--- REQUEST ---
Repeat all the material exactly; pictures stay out of your copy.
*** DATA RECORDS
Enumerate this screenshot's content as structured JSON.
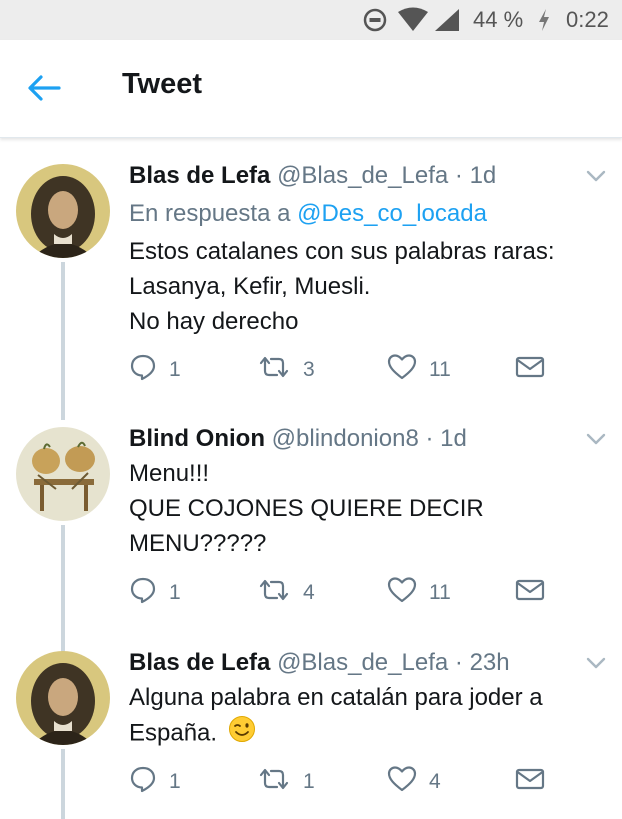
{
  "status_bar": {
    "battery": "44 %",
    "time": "0:22"
  },
  "app_bar": {
    "title": "Tweet"
  },
  "tweets": [
    {
      "name": "Blas de Lefa",
      "handle": "@Blas_de_Lefa",
      "separator": "·",
      "time": "1d",
      "reply_prefix": "En respuesta a",
      "reply_mention": "@Des_co_locada",
      "lines": [
        "Estos catalanes con sus palabras raras:",
        "Lasanya, Kefir, Muesli.",
        "No hay derecho"
      ],
      "replies": "1",
      "retweets": "3",
      "likes": "11"
    },
    {
      "name": "Blind Onion",
      "handle": "@blindonion8",
      "separator": "·",
      "time": "1d",
      "lines": [
        "Menu!!!",
        "QUE COJONES QUIERE DECIR",
        "MENU?????"
      ],
      "replies": "1",
      "retweets": "4",
      "likes": "11"
    },
    {
      "name": "Blas de Lefa",
      "handle": "@Blas_de_Lefa",
      "separator": "·",
      "time": "23h",
      "lines": [
        "Alguna palabra en catalán para joder a",
        "España."
      ],
      "emoji": "wink-emoji",
      "replies": "1",
      "retweets": "1",
      "likes": "4"
    }
  ],
  "icons": {
    "back": "arrow-left-icon",
    "reply": "reply-bubble-icon",
    "retweet": "retweet-icon",
    "like": "heart-icon",
    "dm": "envelope-icon",
    "caret": "chevron-down-icon"
  },
  "colors": {
    "accent": "#1da1f2",
    "muted": "#657786",
    "text": "#14171a",
    "thread_line": "#ccd6dd"
  }
}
******
--- FINAL RESULT ---
Enumerate this screenshot's content as structured JSON.
{
  "status_bar": {
    "battery": "44 %",
    "time": "0:22"
  },
  "app_bar": {
    "title": "Tweet"
  },
  "tweets": [
    {
      "name": "Blas de Lefa",
      "handle": "@Blas_de_Lefa",
      "separator": "·",
      "time": "1d",
      "reply_prefix": "En respuesta a",
      "reply_mention": "@Des_co_locada",
      "lines": [
        "Estos catalanes con sus palabras raras:",
        "Lasanya, Kefir, Muesli.",
        "No hay derecho"
      ],
      "replies": "1",
      "retweets": "3",
      "likes": "11"
    },
    {
      "name": "Blind Onion",
      "handle": "@blindonion8",
      "separator": "·",
      "time": "1d",
      "lines": [
        "Menu!!!",
        "QUE COJONES QUIERE DECIR",
        "MENU?????"
      ],
      "replies": "1",
      "retweets": "4",
      "likes": "11"
    },
    {
      "name": "Blas de Lefa",
      "handle": "@Blas_de_Lefa",
      "separator": "·",
      "time": "23h",
      "lines": [
        "Alguna palabra en catalán para joder a",
        "España."
      ],
      "emoji": "wink-emoji",
      "replies": "1",
      "retweets": "1",
      "likes": "4"
    }
  ],
  "icons": {
    "back": "arrow-left-icon",
    "reply": "reply-bubble-icon",
    "retweet": "retweet-icon",
    "like": "heart-icon",
    "dm": "envelope-icon",
    "caret": "chevron-down-icon"
  },
  "colors": {
    "accent": "#1da1f2",
    "muted": "#657786",
    "text": "#14171a",
    "thread_line": "#ccd6dd"
  }
}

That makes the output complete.